▶ _GIVEN REQUEST_: Below is a block of records; repeat each one exactly.

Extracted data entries

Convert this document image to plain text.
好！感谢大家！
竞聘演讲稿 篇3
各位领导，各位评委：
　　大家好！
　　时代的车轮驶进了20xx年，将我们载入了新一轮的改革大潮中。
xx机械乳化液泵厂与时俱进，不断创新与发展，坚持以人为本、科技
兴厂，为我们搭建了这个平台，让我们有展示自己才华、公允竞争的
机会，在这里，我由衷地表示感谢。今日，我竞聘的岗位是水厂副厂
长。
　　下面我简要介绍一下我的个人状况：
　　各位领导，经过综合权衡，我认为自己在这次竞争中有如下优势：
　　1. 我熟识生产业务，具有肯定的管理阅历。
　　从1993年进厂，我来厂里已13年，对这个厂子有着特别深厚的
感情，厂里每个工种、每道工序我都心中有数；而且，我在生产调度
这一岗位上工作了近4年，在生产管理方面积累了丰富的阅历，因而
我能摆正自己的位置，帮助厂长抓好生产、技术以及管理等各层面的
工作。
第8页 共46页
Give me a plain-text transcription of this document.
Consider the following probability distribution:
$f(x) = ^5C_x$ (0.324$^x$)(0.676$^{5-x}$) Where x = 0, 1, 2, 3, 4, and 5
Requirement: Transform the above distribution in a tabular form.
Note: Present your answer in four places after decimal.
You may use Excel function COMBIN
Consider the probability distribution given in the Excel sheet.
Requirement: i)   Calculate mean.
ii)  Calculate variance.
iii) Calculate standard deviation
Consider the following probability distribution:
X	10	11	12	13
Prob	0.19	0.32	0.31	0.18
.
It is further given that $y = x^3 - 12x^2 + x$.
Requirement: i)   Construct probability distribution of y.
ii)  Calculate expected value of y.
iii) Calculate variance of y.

▶ _ANSWER FOR THE TASK_:
Convert this document image to plain text.
好！感谢大家！
竞聘演讲稿 篇3
各位领导，各位评委：
　　大家好！
　　时代的车轮驶进了20xx年，将我们载入了新一轮的改革大潮中。
xx机械乳化液泵厂与时俱进，不断创新与发展，坚持以人为本、科技
兴厂，为我们搭建了这个平台，让我们有展示自己才华、公允竞争的
机会，在这里，我由衷地表示感谢。今日，我竞聘的岗位是水厂副厂
长。
　　下面我简要介绍一下我的个人状况：
　　各位领导，经过综合权衡，我认为自己在这次竞争中有如下优势：
　　1. 我熟识生产业务，具有肯定的管理阅历。
　　从1993年进厂，我来厂里已13年，对这个厂子有着特别深厚的
感情，厂里每个工种、每道工序我都心中有数；而且，我在生产调度
这一岗位上工作了近4年，在生产管理方面积累了丰富的阅历，因而
我能摆正自己的位置，帮助厂长抓好生产、技术以及管理等各层面的
工作。
第8页 共46页
Give me a plain-text transcription of this document.
Consider the following probability distribution:
$f(x) = ^5C_x$ (0.324$^x$)(0.676$^{5-x}$) Where x = 0, 1, 2, 3, 4, and 5
Requirement: Transform the above distribution in a tabular form.
Note: Present your answer in four places after decimal.
You may use Excel function COMBIN
Consider the probability distribution given in the Excel sheet.
Requirement: i)   Calculate mean.
ii)  Calculate variance.
iii) Calculate standard deviation
Consider the following probability distribution:
X	10	11	12	13
Prob	0.19	0.32	0.31	0.18
.
It is further given that $y = x^3 - 12x^2 + x$.
Requirement: i)   Construct probability distribution of y.
ii)  Calculate expected value of y.
iii) Calculate variance of y.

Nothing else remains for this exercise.